▶ _Problem to work on_
Out of all the lines below, count those with the word "提高政治站位". Give the number only.

▶ _Records for processing_
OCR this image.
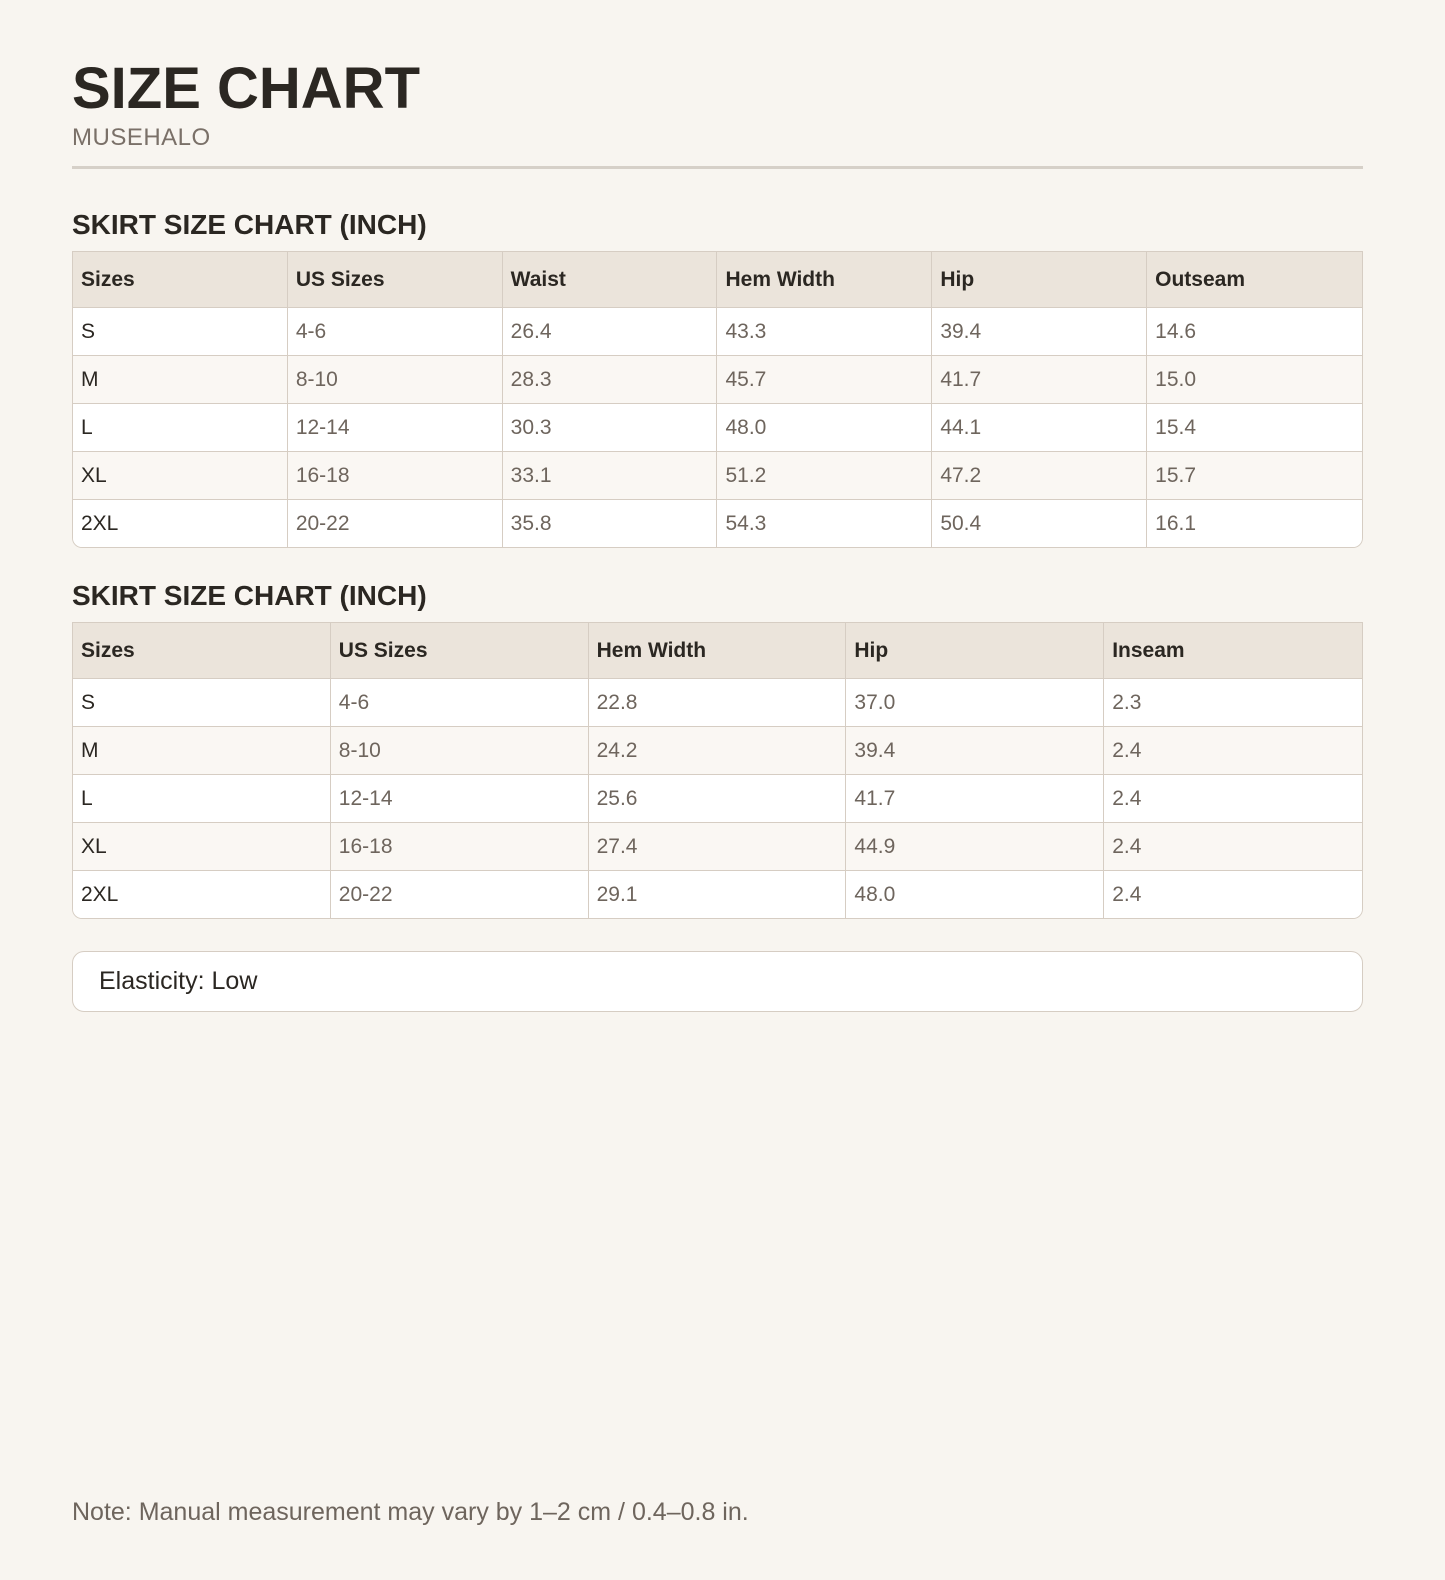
SIZE CHART
MUSEHALO
SKIRT SIZE CHART (INCH)
Sizes	US Sizes	Waist	Hem Width	Hip	Outseam
S	4-6	26.4	43.3	39.4	14.6
M	8-10	28.3	45.7	41.7	15.0
L	12-14	30.3	48.0	44.1	15.4
XL	16-18	33.1	51.2	47.2	15.7
2XL	20-22	35.8	54.3	50.4	16.1
SKIRT SIZE CHART (INCH)
Sizes	US Sizes	Hem Width	Hip	Inseam
S	4-6	22.8	37.0	2.3
M	8-10	24.2	39.4	2.4
L	12-14	25.6	41.7	2.4
XL	16-18	27.4	44.9	2.4
2XL	20-22	29.1	48.0	2.4
Elasticity: Low
Note: Manual measurement may vary by 1–2 cm / 0.4–0.8 in.
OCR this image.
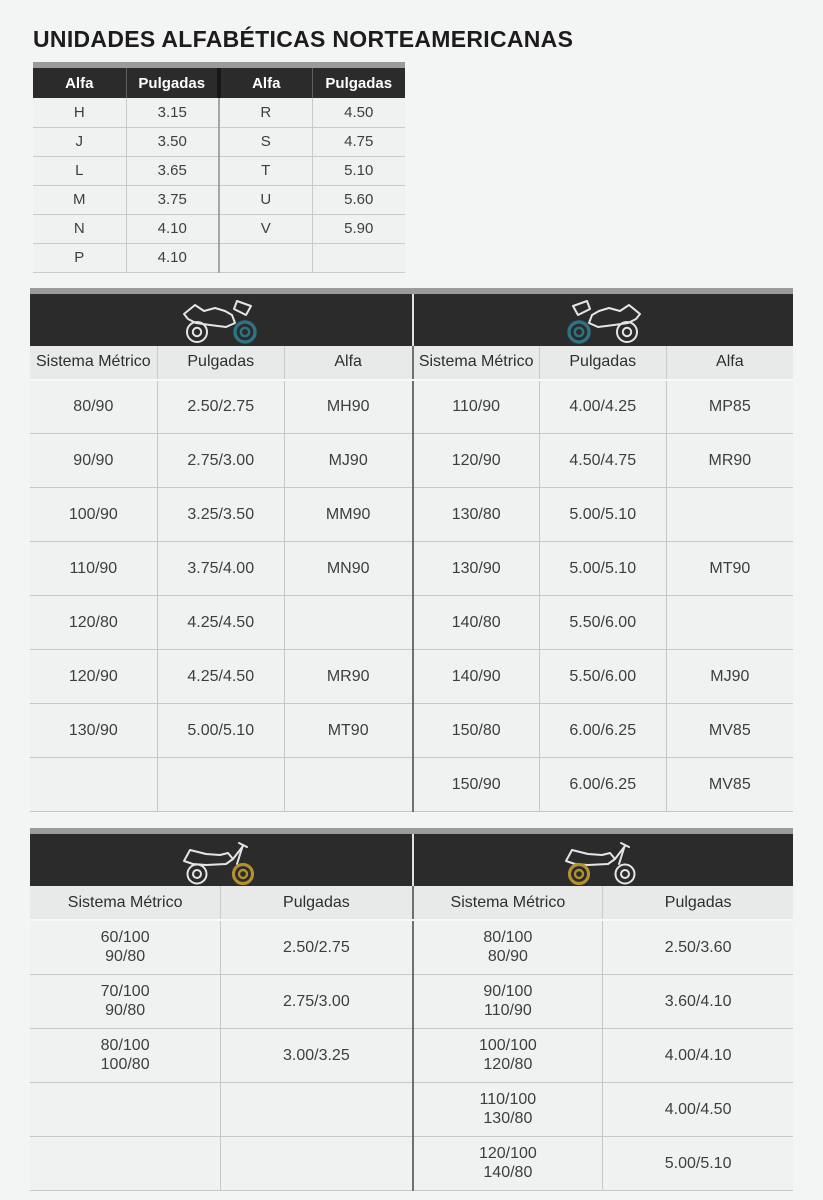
UNIDADES ALFABÉTICAS NORTEAMERICANAS
Alfa	Pulgadas	Alfa	Pulgadas
H	3.15	R	4.50
J	3.50	S	4.75
L	3.65	T	5.10
M	3.75	U	5.60
N	4.10	V	5.90
P	4.10		
Sistema Métrico	Pulgadas	Alfa
80/90	2.50/2.75	MH90
90/90	2.75/3.00	MJ90
100/90	3.25/3.50	MM90
110/90	3.75/4.00	MN90
120/80	4.25/4.50	
120/90	4.25/4.50	MR90
130/90	5.00/5.10	MT90

Sistema Métrico	Pulgadas	Alfa
110/90	4.00/4.25	MP85
120/90	4.50/4.75	MR90
130/80	5.00/5.10	
130/90	5.00/5.10	MT90
140/80	5.50/6.00	
140/90	5.50/6.00	MJ90
150/80	6.00/6.25	MV85
150/90	6.00/6.25	MV85
Sistema Métrico	Pulgadas

60/100
90/80	2.50/2.75

70/100
90/80	2.75/3.00

80/100
100/80	3.00/3.25

Sistema Métrico	Pulgadas

80/100
80/90	2.50/3.60

90/100
110/90	3.60/4.10

100/100
120/80	4.00/4.10

110/100
130/80	4.00/4.50

120/100
140/80	5.00/5.10
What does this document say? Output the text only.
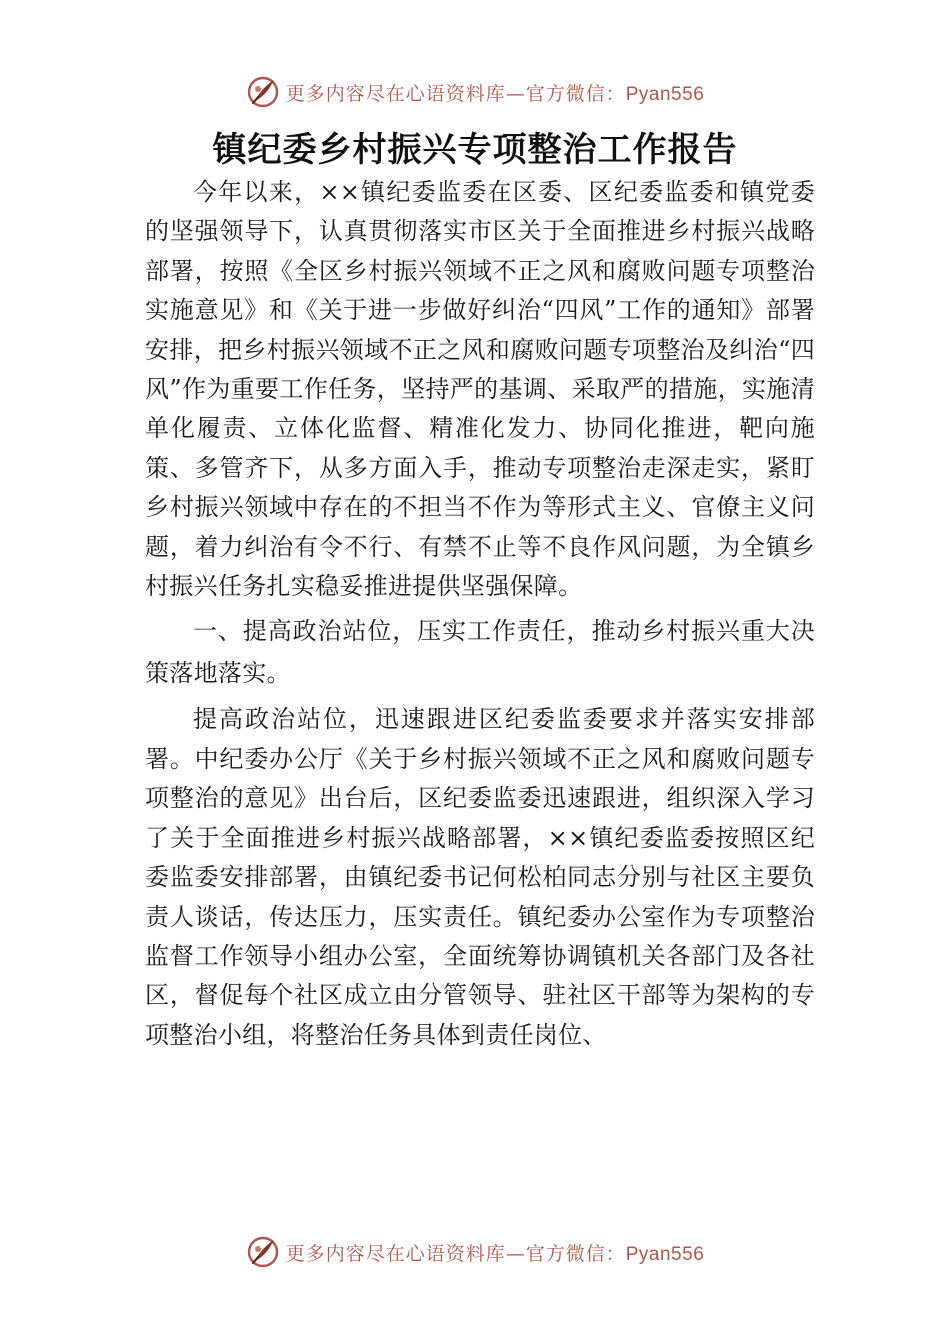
更多内容尽在心语资料库—官方微信：Pyan556
镇纪委乡村振兴专项整治工作报告

今年以来，××镇纪委监委在区委、区纪委监委和镇党委的坚强领导下，认真贯彻落实市区关于全面推进乡村振兴战略部署，按照《全区乡村振兴领域不正之风和腐败问题专项整治实施意见》和《关于进一步做好纠治“四风”工作的通知》部署安排，把乡村振兴领域不正之风和腐败问题专项整治及纠治“四风”作为重要工作任务，坚持严的基调、采取严的措施，实施清单化履责、立体化监督、精准化发力、协同化推进，靶向施策、多管齐下，从多方面入手，推动专项整治走深走实，紧盯乡村振兴领域中存在的不担当不作为等形式主义、官僚主义问题，着力纠治有令不行、有禁不止等不良作风问题，为全镇乡村振兴任务扎实稳妥推进提供坚强保障。

一、提高政治站位，压实工作责任，推动乡村振兴重大决策落地落实。

提高政治站位，迅速跟进区纪委监委要求并落实安排部署。中纪委办公厅《关于乡村振兴领域不正之风和腐败问题专项整治的意见》出台后，区纪委监委迅速跟进，组织深入学习了关于全面推进乡村振兴战略部署，××镇纪委监委按照区纪委监委安排部署，由镇纪委书记何松柏同志分别与社区主要负责人谈话，传达压力，压实责任。镇纪委办公室作为专项整治监督工作领导小组办公室，全面统筹协调镇机关各部门及各社区，督促每个社区成立由分管领导、驻社区干部等为架构的专项整治小组，将整治任务具体到责任岗位、

更多内容尽在心语资料库—官方微信：Pyan556
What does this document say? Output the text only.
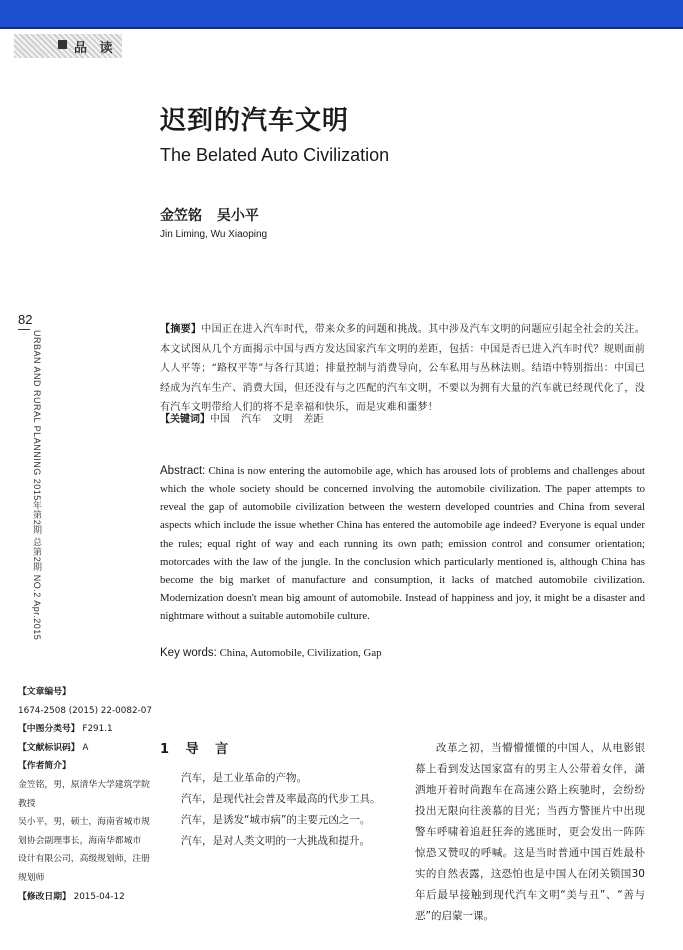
品 读
迟到的汽车文明
The Belated Auto Civilization
金笠铭 吴小平
Jin Liming, Wu Xiaoping
82
URBAN AND RURAL PLANNING 2015年第2期 总第2期 NO.2 Apr.2015
【摘要】中国正在进入汽车时代，带来众多的问题和挑战。其中涉及汽车文明的问题应引起全社会的关注。本文试图从几个方面揭示中国与西方发达国家汽车文明的差距，包括：中国是否已进入汽车时代？规则面前人人平等；“路权平等”与各行其道；排量控制与消费导向，公车私用与丛林法则。结语中特别指出：中国已经成为汽车生产、消费大国，但还没有与之匹配的汽车文明，不要以为拥有大量的汽车就已经现代化了，没有汽车文明带给人们的将不是幸福和快乐，而是灾难和噩梦！
【关键词】中国 汽车 文明 差距
Abstract: China is now entering the automobile age, which has aroused lots of problems and challenges about which the whole society should be concerned involving the automobile civilization. The paper attempts to reveal the gap of automobile civilization between the western developed countries and China from several aspects which include the issue whether China has entered the automobile age indeed? Everyone is equal under the rules; equal right of way and each running its own path; emission control and consumer orientation; motorcades with the law of the jungle. In the conclusion which particularly mentioned is, although China has become the big market of manufacture and consumption, it lacks of matched automobile civilization. Modernization doesn't mean big amount of automobile. Instead of happiness and joy, it might be a disaster and nightmare without a suitable automobile culture.
Key words: China, Automobile, Civilization, Gap
【文章编号】
1674-2508 (2015) 22-0082-07
【中图分类号】 F291.1
【文献标识码】 A
【作者简介】
金笠铭，男，原清华大学建筑学院
教授
吴小平，男，硕士，海南省城市规
划协会副理事长，海南华都城市
设计有限公司，高级规划师，注册
规划师
【修改日期】 2015-04-12
1 导 言

汽车，是工业革命的产物。

汽车，是现代社会普及率最高的代步工具。

汽车，是诱发“城市病”的主要元凶之一。

汽车，是对人类文明的一大挑战和提升。

改革之初，当懵懵懂懂的中国人，从电影银幕上看到发达国家富有的男主人公带着女伴，潇洒地开着时尚跑车在高速公路上疾驰时，会纷纷投出无限向往羡慕的目光；当西方警匪片中出现警车呼啸着追赶狂奔的逃匪时，更会发出一阵阵惊恐又赞叹的呼喊。这是当时普通中国百姓最朴实的自然表露，这恐怕也是中国人在闭关锁国30年后最早接触到现代汽车文明“美与丑”、“善与恶”的启蒙一课。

▶ _Exercise response_
2